**Work to be completed:**
Wherever the string "color" appears, copy the whole line.

**Data in this exercise:**
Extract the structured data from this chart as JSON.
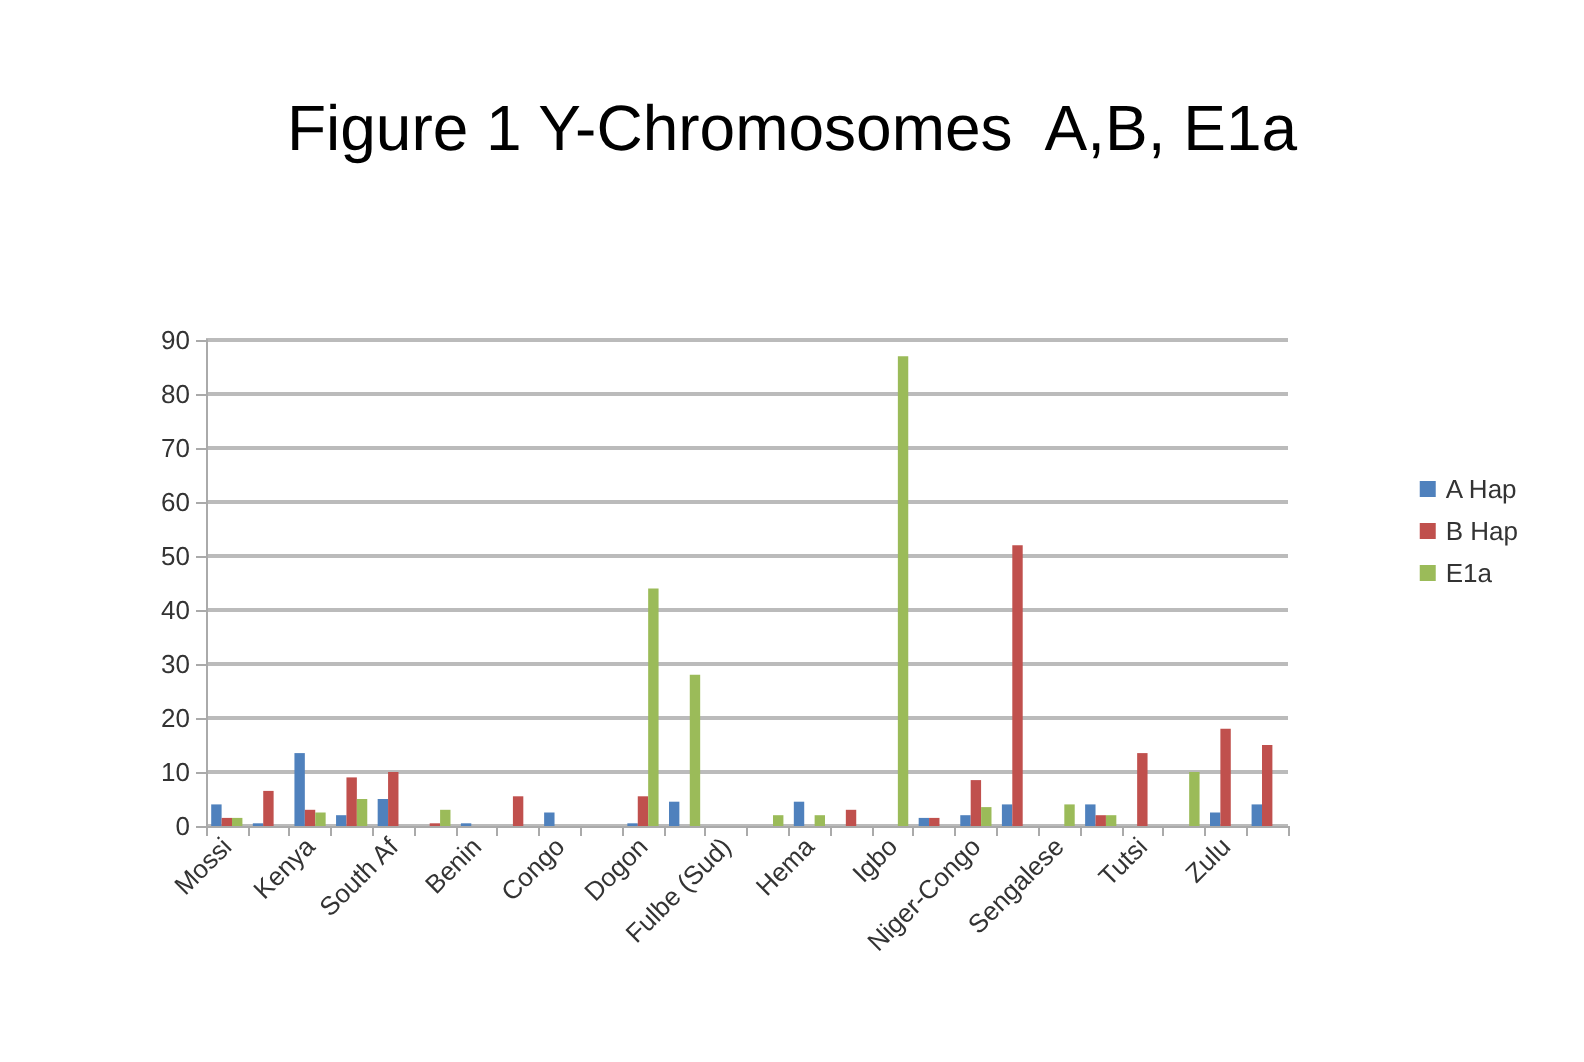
{
  "chart_data": {
    "type": "bar",
    "title": "Figure 1 Y-Chromosomes  A,B, E1a",
    "categories": [
      "Mossi",
      null,
      "Kenya",
      null,
      "South Af",
      null,
      "Benin",
      null,
      "Congo",
      null,
      "Dogon",
      null,
      "Fulbe (Sud)",
      null,
      "Hema",
      null,
      "Igbo",
      null,
      "Niger-Congo",
      null,
      "Sengalese",
      null,
      "Tutsi",
      null,
      "Zulu",
      null
    ],
    "series": [
      {
        "name": "A Hap",
        "color": "#4f81bd",
        "values": [
          4,
          0.5,
          13.5,
          2,
          5,
          null,
          0.5,
          null,
          2.5,
          null,
          0.5,
          4.5,
          null,
          null,
          4.5,
          null,
          null,
          1.5,
          2,
          4,
          null,
          4,
          null,
          null,
          2.5,
          4
        ]
      },
      {
        "name": "B Hap",
        "color": "#c0504d",
        "values": [
          1.5,
          6.5,
          3,
          9,
          10,
          0.5,
          null,
          5.5,
          null,
          null,
          5.5,
          null,
          null,
          null,
          null,
          3,
          null,
          1.5,
          8.5,
          52,
          null,
          2,
          13.5,
          null,
          18,
          15
        ]
      },
      {
        "name": "E1a",
        "color": "#9bbb59",
        "values": [
          1.5,
          null,
          2.5,
          5,
          null,
          3,
          null,
          null,
          null,
          null,
          44,
          28,
          null,
          2,
          2,
          null,
          87,
          null,
          3.5,
          null,
          4,
          2,
          null,
          10,
          null,
          null
        ]
      }
    ],
    "ylim": [
      0,
      90
    ],
    "yticks": [
      0,
      10,
      20,
      30,
      40,
      50,
      60,
      70,
      80,
      90
    ],
    "grid": "y",
    "legend": "right"
  }
}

**Complete response:**
        "color": "#4f81bd",
        "color": "#c0504d",
        "color": "#9bbb59",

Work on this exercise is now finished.